Copy out all lines of the records in which the word "Truck" appears.

──────── EXTRACTED ENTRIES

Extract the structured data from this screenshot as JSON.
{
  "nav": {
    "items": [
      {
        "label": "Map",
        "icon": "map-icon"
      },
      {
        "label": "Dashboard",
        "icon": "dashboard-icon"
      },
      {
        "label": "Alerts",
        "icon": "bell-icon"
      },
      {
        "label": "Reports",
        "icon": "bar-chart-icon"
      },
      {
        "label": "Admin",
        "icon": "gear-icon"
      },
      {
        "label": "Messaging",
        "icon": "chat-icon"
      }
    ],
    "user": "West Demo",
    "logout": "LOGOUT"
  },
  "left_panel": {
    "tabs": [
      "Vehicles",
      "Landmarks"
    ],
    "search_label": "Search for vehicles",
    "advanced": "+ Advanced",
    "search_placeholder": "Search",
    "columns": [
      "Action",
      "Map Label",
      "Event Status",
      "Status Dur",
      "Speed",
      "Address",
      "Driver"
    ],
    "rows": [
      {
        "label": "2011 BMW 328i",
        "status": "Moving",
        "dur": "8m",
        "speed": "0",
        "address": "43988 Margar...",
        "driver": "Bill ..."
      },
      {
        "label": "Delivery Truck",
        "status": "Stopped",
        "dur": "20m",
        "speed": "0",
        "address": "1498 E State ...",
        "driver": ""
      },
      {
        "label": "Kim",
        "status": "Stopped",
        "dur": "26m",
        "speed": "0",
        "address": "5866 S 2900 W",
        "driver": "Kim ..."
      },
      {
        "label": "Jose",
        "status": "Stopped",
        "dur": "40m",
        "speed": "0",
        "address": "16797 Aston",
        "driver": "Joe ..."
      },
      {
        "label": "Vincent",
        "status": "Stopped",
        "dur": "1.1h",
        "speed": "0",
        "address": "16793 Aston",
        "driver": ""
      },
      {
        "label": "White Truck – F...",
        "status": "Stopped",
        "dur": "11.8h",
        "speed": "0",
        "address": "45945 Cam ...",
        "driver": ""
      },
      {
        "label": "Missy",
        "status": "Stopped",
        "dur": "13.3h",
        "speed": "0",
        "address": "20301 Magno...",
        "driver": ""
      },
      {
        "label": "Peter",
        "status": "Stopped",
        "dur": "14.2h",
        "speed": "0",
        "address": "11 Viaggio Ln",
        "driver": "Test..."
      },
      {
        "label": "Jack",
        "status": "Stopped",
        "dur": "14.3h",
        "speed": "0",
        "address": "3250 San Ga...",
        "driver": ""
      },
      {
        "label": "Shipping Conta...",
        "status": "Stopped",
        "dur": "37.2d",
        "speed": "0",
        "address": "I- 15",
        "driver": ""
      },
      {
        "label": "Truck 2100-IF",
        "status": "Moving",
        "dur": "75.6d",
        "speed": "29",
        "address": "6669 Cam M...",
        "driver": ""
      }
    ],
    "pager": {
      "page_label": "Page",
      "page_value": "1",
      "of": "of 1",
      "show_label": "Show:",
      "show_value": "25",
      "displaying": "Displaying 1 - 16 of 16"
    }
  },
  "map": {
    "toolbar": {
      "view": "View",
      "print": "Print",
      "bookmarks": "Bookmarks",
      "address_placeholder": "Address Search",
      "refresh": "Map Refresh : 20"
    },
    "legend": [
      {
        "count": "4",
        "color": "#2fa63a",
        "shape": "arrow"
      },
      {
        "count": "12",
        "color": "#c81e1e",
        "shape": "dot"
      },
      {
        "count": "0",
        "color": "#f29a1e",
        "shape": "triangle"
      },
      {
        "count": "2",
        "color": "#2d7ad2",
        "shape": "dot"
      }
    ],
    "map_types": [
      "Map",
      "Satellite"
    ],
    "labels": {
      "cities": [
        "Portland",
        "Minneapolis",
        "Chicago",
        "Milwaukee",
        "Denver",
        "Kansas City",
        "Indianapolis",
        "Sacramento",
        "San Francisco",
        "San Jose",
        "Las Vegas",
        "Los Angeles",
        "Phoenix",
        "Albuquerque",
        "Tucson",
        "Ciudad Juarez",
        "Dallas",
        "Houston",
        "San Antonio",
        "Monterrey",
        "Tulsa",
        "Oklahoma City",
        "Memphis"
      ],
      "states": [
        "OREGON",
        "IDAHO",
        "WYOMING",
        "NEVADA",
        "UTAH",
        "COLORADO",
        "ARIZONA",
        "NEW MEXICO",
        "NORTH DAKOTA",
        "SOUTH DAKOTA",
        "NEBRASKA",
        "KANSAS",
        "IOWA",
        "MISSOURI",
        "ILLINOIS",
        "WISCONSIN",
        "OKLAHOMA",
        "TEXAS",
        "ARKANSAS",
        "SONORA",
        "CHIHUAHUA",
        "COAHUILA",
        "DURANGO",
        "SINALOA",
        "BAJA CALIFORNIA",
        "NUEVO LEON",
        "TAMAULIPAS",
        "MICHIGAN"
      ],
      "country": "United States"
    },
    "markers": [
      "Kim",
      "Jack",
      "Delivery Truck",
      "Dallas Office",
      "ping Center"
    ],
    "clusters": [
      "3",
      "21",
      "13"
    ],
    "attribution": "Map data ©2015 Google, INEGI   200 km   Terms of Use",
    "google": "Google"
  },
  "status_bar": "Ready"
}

────────────────

→ **WRITTEN RESPONSE**:
        "label": "Delivery Truck",
        "label": "White Truck – F...",
        "label": "Truck 2100-IF",
      "Delivery Truck",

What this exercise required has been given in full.